**AIM OF THE EXERCISE**
Check each line of the records below for the word "color" and copy those where it appears.

**SUPPLIED MATERIAL**
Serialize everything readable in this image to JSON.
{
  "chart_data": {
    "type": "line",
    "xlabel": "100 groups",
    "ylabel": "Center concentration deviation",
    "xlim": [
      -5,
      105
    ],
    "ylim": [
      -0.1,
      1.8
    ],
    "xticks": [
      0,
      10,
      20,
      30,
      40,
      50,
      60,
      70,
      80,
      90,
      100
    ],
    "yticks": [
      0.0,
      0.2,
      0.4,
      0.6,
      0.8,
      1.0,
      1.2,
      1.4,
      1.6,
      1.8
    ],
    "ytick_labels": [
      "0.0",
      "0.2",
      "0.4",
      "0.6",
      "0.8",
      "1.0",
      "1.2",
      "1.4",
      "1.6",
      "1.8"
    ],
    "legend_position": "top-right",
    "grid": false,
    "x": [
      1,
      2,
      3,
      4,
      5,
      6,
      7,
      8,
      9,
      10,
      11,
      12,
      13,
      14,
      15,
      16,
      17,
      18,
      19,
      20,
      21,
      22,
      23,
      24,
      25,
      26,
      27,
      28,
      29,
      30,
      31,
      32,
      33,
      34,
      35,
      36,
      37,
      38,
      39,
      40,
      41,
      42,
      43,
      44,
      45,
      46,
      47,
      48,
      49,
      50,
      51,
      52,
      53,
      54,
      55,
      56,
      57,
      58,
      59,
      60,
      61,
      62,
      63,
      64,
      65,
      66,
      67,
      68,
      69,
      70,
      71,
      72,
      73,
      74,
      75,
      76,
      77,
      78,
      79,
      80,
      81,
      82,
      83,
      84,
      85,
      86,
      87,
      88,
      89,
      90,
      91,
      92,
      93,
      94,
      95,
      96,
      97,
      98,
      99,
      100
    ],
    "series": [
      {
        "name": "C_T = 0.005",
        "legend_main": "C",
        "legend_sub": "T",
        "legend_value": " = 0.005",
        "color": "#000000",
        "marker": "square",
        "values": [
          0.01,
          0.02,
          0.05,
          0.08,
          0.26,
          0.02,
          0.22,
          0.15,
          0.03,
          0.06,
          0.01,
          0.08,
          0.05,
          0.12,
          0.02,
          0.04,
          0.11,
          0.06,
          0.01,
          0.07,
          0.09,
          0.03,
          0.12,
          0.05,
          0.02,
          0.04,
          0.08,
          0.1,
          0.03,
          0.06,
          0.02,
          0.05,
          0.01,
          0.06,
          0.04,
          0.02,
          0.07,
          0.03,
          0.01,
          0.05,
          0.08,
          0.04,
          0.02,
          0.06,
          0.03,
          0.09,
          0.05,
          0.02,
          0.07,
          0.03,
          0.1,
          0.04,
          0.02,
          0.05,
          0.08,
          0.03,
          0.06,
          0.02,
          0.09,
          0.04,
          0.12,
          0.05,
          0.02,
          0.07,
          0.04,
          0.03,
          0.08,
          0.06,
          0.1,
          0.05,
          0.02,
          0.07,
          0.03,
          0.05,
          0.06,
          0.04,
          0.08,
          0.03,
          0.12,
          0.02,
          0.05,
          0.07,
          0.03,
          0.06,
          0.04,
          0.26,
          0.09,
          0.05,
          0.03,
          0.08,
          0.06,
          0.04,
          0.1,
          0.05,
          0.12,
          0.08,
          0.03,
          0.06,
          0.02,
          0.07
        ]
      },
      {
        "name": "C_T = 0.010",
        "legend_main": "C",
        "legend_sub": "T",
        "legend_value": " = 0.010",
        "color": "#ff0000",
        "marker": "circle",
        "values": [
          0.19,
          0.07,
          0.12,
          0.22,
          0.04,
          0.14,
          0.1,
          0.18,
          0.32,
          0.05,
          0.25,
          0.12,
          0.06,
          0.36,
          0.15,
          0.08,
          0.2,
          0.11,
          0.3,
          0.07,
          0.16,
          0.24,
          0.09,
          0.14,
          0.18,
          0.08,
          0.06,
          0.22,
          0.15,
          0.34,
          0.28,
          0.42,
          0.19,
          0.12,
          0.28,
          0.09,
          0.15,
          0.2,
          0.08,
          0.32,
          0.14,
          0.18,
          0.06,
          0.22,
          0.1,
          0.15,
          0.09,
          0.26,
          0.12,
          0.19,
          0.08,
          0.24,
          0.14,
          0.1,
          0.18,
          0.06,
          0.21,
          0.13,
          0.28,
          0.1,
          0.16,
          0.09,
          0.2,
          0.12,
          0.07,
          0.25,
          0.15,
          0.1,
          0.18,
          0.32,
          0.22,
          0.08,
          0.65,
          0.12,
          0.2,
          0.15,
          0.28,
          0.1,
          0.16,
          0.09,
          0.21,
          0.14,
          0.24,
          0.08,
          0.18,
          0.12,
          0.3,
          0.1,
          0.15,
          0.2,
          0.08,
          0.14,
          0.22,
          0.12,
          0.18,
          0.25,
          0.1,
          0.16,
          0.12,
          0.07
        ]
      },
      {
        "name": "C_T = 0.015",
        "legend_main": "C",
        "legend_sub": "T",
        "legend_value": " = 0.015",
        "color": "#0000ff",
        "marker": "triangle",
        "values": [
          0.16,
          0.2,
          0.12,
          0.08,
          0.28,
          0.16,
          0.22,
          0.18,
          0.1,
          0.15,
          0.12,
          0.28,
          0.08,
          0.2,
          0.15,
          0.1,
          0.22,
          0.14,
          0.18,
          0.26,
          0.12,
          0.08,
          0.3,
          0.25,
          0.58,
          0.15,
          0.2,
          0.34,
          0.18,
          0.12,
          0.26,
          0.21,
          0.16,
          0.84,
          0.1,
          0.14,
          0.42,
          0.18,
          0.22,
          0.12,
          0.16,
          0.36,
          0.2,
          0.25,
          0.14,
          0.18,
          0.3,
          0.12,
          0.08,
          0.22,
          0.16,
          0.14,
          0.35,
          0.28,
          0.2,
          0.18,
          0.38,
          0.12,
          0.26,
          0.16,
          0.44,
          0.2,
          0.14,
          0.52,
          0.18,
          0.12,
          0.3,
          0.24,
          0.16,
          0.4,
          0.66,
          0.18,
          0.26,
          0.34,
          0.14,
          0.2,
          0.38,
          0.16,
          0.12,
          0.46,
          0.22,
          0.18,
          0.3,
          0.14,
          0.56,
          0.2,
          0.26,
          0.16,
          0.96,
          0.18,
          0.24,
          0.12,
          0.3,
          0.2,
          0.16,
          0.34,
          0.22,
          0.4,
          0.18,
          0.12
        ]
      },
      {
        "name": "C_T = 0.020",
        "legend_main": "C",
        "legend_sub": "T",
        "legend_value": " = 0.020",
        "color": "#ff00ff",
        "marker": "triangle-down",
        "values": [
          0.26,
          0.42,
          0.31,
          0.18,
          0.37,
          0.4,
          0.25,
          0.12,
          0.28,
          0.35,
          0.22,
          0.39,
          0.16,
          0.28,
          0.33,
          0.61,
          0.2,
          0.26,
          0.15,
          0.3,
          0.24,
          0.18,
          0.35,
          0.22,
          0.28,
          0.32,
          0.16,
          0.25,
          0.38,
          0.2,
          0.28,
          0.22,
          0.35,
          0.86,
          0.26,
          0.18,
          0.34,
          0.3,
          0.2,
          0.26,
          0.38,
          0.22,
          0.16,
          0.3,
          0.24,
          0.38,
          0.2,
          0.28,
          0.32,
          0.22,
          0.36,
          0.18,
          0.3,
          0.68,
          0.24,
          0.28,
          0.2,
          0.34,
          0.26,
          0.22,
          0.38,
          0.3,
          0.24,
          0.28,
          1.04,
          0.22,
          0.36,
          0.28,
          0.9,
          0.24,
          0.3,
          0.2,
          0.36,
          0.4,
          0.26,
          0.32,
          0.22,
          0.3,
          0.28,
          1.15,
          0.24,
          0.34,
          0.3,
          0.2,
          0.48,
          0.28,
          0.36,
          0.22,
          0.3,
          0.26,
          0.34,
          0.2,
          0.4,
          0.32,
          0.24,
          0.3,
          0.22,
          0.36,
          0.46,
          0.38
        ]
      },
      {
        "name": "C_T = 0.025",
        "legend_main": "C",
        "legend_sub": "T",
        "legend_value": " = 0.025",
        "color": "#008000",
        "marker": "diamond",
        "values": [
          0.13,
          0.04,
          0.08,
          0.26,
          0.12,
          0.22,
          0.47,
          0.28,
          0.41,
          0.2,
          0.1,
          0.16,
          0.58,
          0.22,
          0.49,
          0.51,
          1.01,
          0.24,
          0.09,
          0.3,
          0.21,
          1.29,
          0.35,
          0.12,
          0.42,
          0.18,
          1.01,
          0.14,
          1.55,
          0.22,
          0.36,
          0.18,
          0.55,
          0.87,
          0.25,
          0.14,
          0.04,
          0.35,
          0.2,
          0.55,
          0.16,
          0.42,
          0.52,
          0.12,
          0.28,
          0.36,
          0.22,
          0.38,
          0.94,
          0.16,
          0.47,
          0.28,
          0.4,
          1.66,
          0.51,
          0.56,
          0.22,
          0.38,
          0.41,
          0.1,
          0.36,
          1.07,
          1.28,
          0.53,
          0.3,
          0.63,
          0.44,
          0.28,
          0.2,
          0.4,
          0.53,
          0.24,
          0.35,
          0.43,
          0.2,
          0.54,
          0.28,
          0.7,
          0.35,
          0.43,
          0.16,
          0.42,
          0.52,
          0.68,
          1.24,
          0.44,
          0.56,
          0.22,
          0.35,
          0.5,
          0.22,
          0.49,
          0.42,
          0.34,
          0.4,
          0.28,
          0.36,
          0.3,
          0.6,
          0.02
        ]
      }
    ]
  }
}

**ANSWER TO THIS TASK**
        "color": "#000000",
        "color": "#ff0000",
        "color": "#0000ff",
        "color": "#ff00ff",
        "color": "#008000",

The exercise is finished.